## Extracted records
==================================================
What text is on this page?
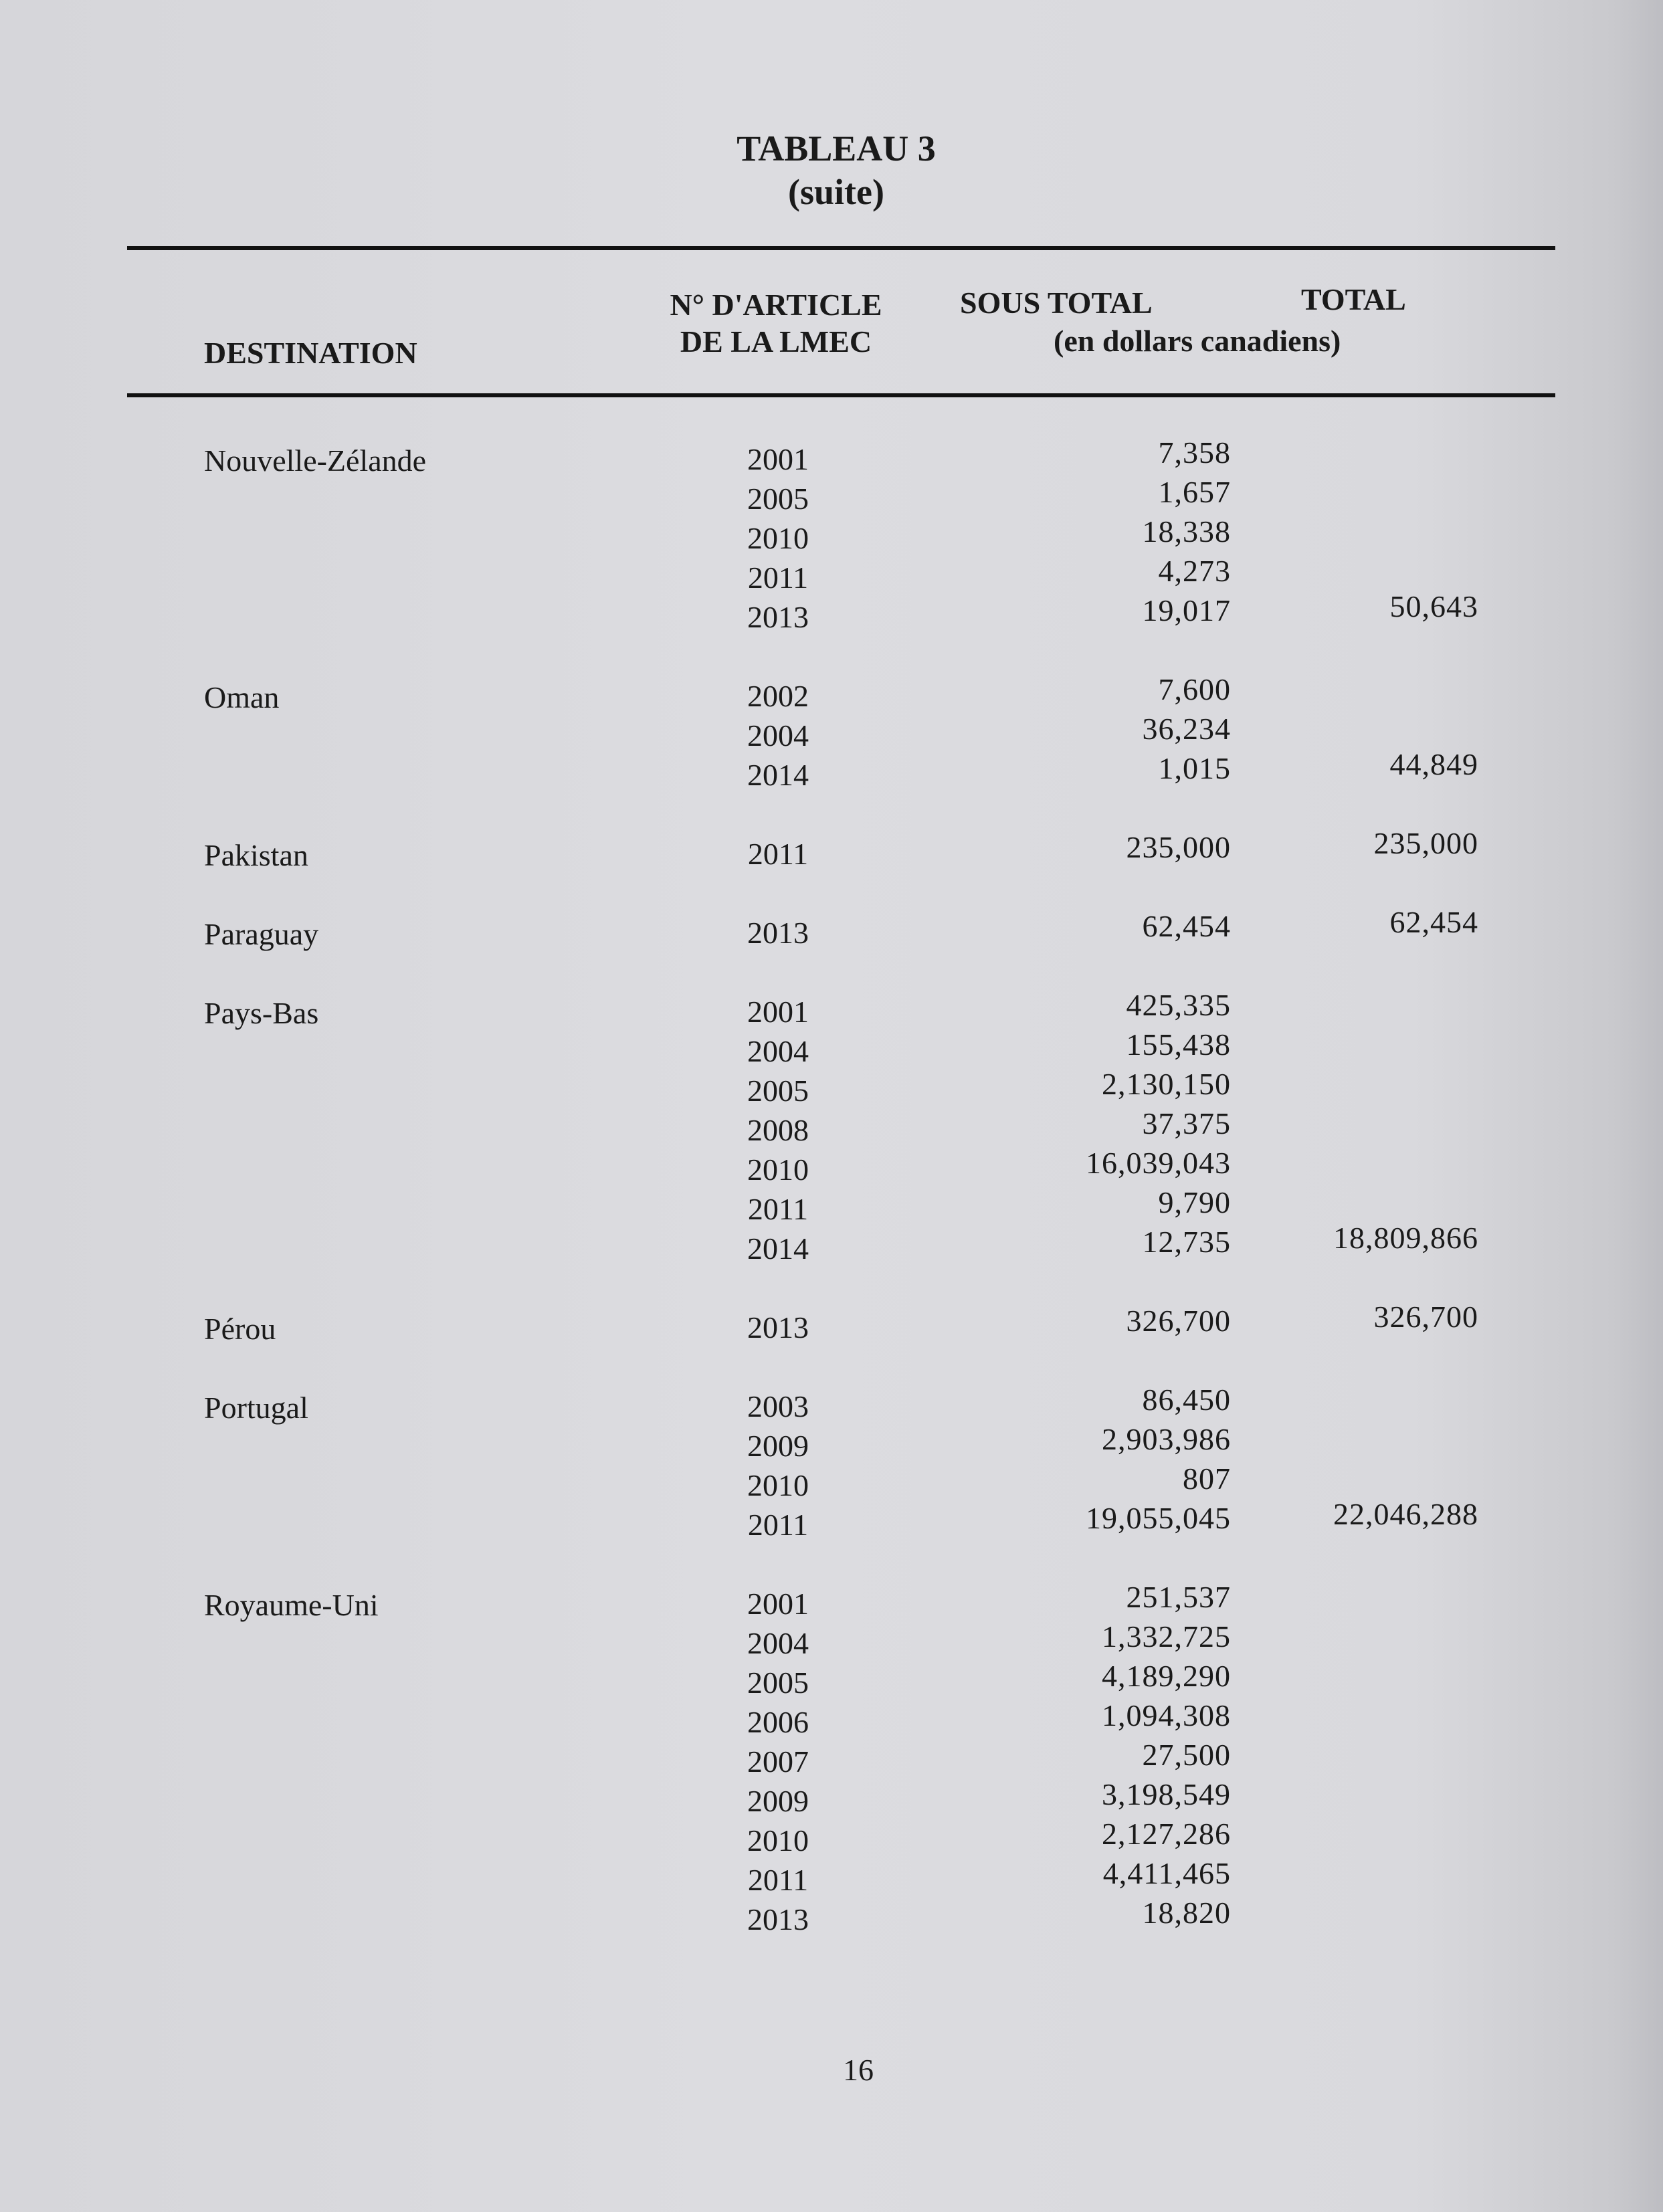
TABLEAU 3
(suite)
DESTINATION
N° D'ARTICLE
DE LA LMEC
SOUS TOTAL	TOTAL
(en dollars canadiens)
Nouvelle-Zélande	2001	7,358
2005	1,657
2010	18,338
2011	4,273
2013	19,017	50,643
Oman	2002	7,600
2004	36,234
2014	1,015	44,849
Pakistan	2011	235,000	235,000
Paraguay	2013	62,454	62,454
Pays-Bas	2001	425,335
2004	155,438
2005	2,130,150
2008	37,375
2010	16,039,043
2011	9,790
2014	12,735	18,809,866
Pérou	2013	326,700	326,700
Portugal	2003	86,450
2009	2,903,986
2010	807
2011	19,055,045	22,046,288
Royaume-Uni	2001	251,537
2004	1,332,725
2005	4,189,290
2006	1,094,308
2007	27,500
2009	3,198,549
2010	2,127,286
2011	4,411,465
2013	18,820
16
==================================================
## What you are asked to do
Transcribe the full listing above exactly, with the images removed.

## Solved problem
What text is on this page?
TABLEAU 3
(suite)
DESTINATION
N° D'ARTICLE
DE LA LMEC
SOUS TOTAL	TOTAL
(en dollars canadiens)
Nouvelle-Zélande	2001	7,358
2005	1,657
2010	18,338
2011	4,273
2013	19,017	50,643
Oman	2002	7,600
2004	36,234
2014	1,015	44,849
Pakistan	2011	235,000	235,000
Paraguay	2013	62,454	62,454
Pays-Bas	2001	425,335
2004	155,438
2005	2,130,150
2008	37,375
2010	16,039,043
2011	9,790
2014	12,735	18,809,866
Pérou	2013	326,700	326,700
Portugal	2003	86,450
2009	2,903,986
2010	807
2011	19,055,045	22,046,288
Royaume-Uni	2001	251,537
2004	1,332,725
2005	4,189,290
2006	1,094,308
2007	27,500
2009	3,198,549
2010	2,127,286
2011	4,411,465
2013	18,820
16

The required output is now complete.